- WORK TO COMPLETE
Give the number of lines below that contain the word "using", and nothing else.

- ENTRIES SUPPLIED
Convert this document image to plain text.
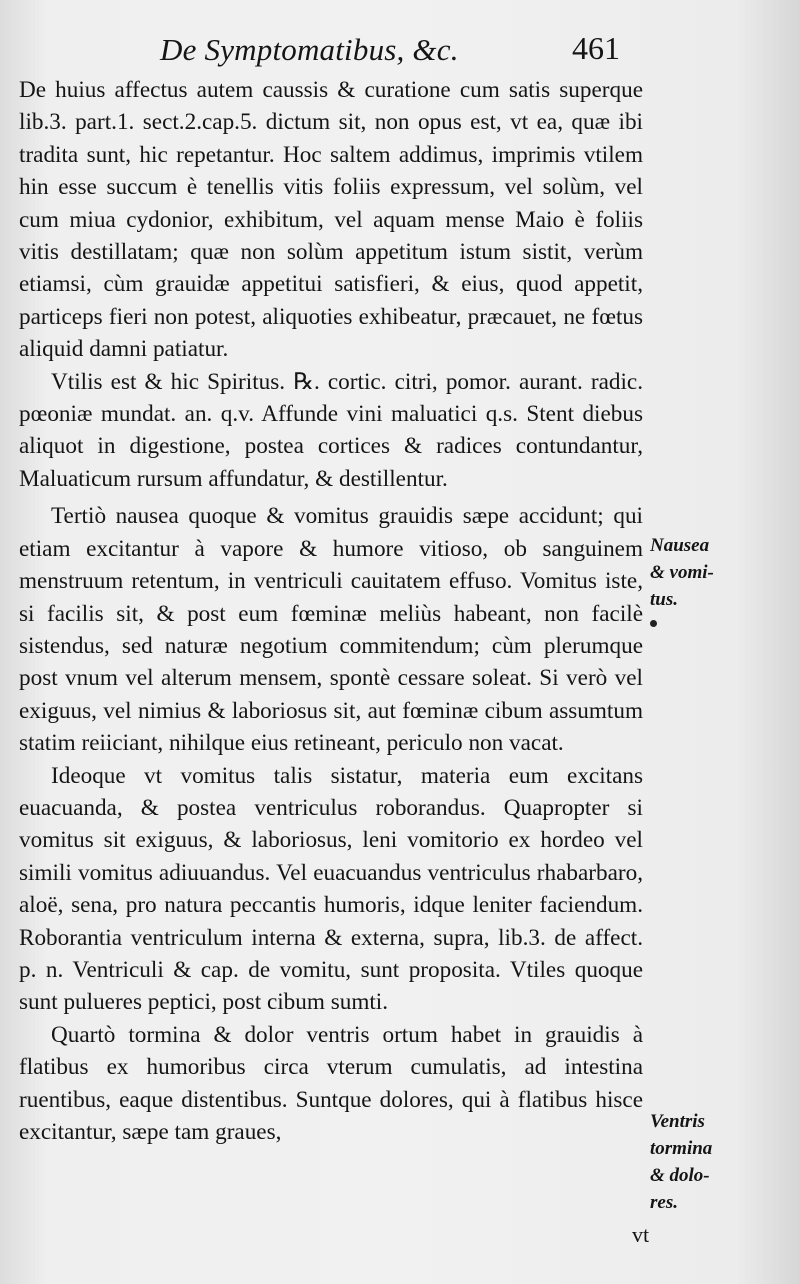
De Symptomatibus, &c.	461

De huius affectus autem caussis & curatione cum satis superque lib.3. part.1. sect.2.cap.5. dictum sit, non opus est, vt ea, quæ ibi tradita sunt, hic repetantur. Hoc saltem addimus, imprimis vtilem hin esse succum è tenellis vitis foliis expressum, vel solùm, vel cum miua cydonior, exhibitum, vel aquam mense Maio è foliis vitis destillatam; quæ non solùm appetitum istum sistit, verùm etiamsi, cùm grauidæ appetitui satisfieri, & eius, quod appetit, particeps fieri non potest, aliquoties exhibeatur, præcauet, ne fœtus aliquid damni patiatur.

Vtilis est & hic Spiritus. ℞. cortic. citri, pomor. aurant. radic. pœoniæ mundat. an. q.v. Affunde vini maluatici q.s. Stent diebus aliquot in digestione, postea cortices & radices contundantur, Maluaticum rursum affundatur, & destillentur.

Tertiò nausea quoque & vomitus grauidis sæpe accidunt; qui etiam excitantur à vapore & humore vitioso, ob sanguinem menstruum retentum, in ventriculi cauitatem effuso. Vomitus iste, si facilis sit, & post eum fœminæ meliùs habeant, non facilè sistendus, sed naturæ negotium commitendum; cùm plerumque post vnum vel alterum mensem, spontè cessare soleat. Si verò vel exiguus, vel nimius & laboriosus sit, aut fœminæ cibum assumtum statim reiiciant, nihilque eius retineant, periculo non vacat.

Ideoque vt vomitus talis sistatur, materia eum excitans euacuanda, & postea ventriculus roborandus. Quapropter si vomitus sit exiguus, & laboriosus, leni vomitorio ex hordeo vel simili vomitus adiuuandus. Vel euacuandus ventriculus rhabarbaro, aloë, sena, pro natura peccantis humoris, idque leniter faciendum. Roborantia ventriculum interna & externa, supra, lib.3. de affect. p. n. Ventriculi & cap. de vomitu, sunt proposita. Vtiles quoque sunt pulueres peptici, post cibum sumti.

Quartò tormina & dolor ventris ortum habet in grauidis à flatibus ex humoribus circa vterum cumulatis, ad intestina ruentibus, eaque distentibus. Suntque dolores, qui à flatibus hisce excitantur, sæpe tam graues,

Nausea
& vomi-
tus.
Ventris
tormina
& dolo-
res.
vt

--

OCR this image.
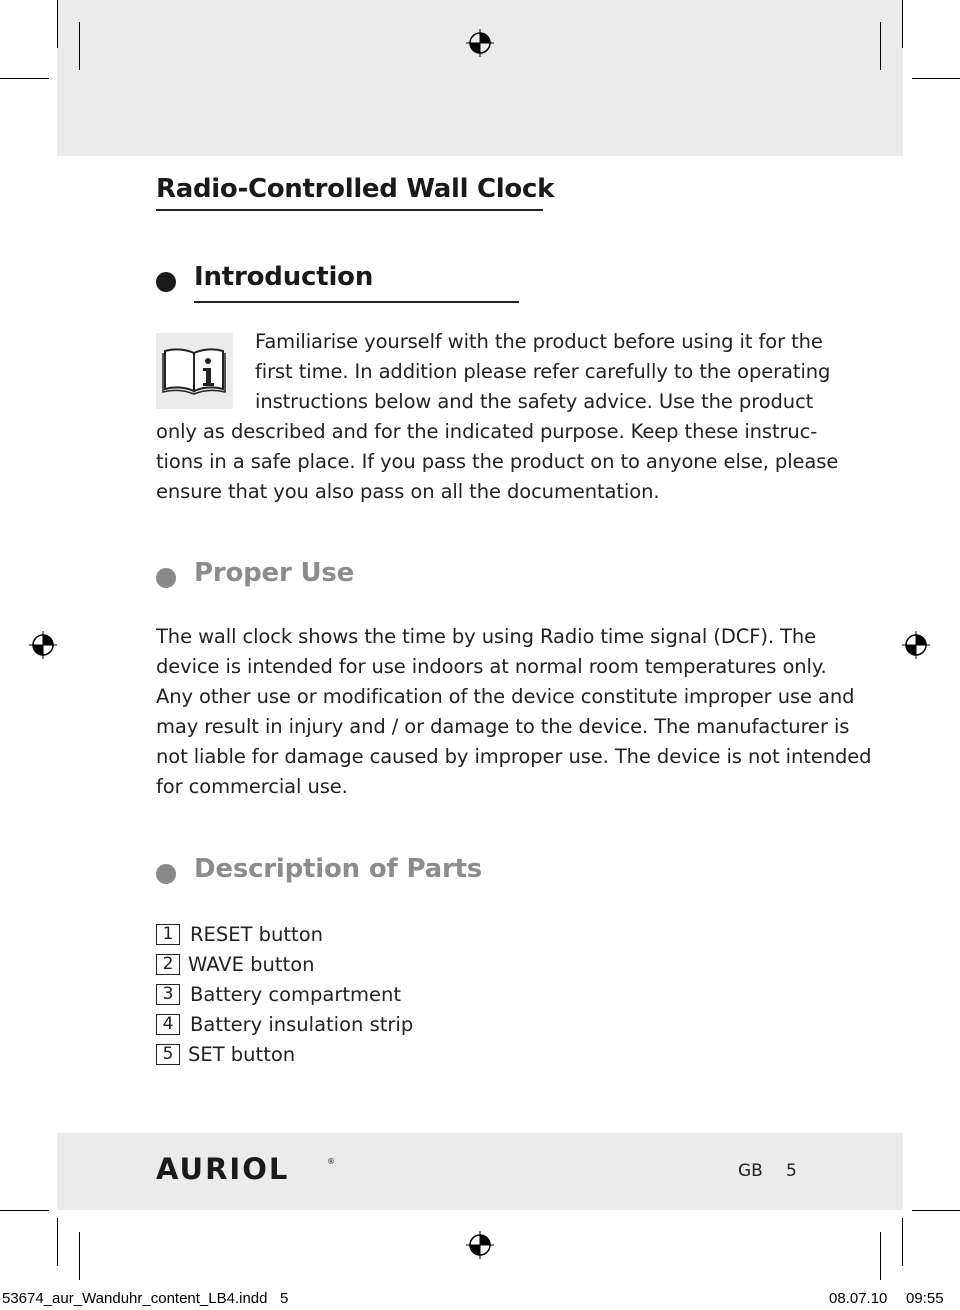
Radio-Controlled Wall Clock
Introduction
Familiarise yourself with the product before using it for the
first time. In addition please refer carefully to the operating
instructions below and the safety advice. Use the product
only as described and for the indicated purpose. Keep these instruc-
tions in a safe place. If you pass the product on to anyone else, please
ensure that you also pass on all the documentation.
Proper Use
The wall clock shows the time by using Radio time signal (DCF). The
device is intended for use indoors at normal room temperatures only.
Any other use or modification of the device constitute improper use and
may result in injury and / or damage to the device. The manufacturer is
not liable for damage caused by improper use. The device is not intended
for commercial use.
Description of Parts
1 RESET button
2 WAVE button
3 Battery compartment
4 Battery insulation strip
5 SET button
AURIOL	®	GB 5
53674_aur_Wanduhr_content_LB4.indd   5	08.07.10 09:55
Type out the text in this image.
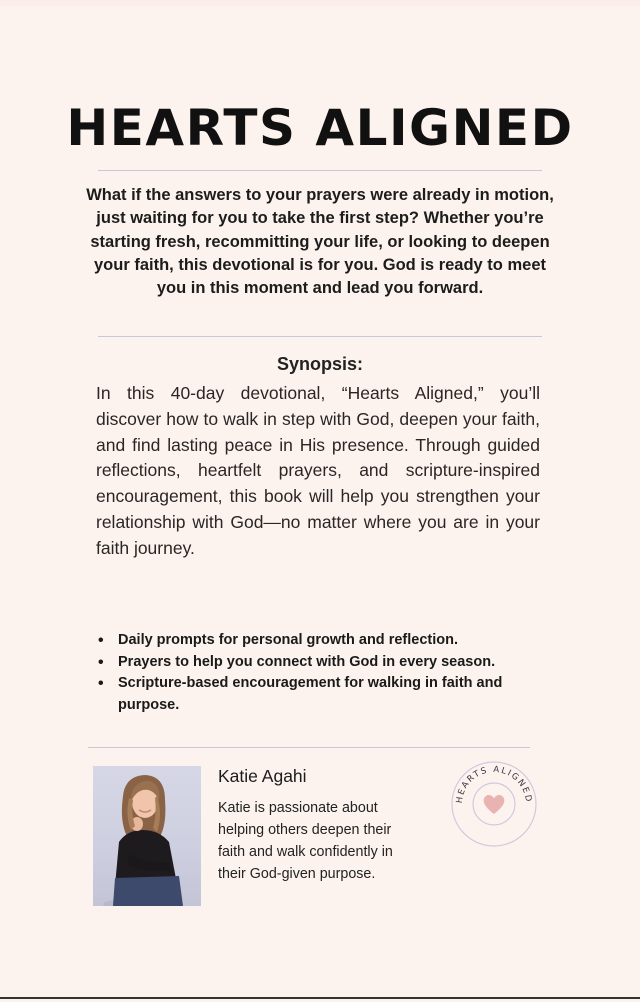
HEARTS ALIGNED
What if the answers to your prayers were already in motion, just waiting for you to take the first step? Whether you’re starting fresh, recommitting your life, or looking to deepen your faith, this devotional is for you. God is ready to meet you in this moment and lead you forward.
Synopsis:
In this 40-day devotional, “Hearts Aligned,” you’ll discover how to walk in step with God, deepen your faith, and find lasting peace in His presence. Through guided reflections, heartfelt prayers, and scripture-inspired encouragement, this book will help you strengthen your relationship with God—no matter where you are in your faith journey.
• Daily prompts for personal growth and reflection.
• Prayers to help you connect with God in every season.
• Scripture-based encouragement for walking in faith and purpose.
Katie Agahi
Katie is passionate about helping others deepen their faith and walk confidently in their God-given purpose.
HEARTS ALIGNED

...

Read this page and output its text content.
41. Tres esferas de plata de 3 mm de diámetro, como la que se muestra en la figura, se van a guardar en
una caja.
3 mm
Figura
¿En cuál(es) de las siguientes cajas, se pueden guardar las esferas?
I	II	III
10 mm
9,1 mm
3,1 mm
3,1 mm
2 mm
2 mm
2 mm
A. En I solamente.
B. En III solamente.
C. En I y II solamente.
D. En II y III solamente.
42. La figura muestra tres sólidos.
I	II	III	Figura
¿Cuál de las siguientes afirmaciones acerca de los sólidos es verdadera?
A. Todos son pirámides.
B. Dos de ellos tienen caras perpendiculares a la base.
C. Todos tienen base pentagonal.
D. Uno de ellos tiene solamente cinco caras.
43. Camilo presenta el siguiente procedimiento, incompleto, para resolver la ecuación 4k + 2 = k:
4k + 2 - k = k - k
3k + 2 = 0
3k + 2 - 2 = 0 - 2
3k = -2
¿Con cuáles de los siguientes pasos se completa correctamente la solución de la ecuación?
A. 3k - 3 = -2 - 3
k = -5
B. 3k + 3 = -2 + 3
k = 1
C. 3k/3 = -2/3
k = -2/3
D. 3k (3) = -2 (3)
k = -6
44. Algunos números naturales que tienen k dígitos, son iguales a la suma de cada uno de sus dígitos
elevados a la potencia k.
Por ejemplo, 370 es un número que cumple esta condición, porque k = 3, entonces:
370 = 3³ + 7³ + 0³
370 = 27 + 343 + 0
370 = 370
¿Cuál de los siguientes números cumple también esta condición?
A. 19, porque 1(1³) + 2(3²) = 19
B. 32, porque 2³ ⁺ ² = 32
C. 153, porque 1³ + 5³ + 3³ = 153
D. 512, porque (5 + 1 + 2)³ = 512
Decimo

- COMPLETED TASK
2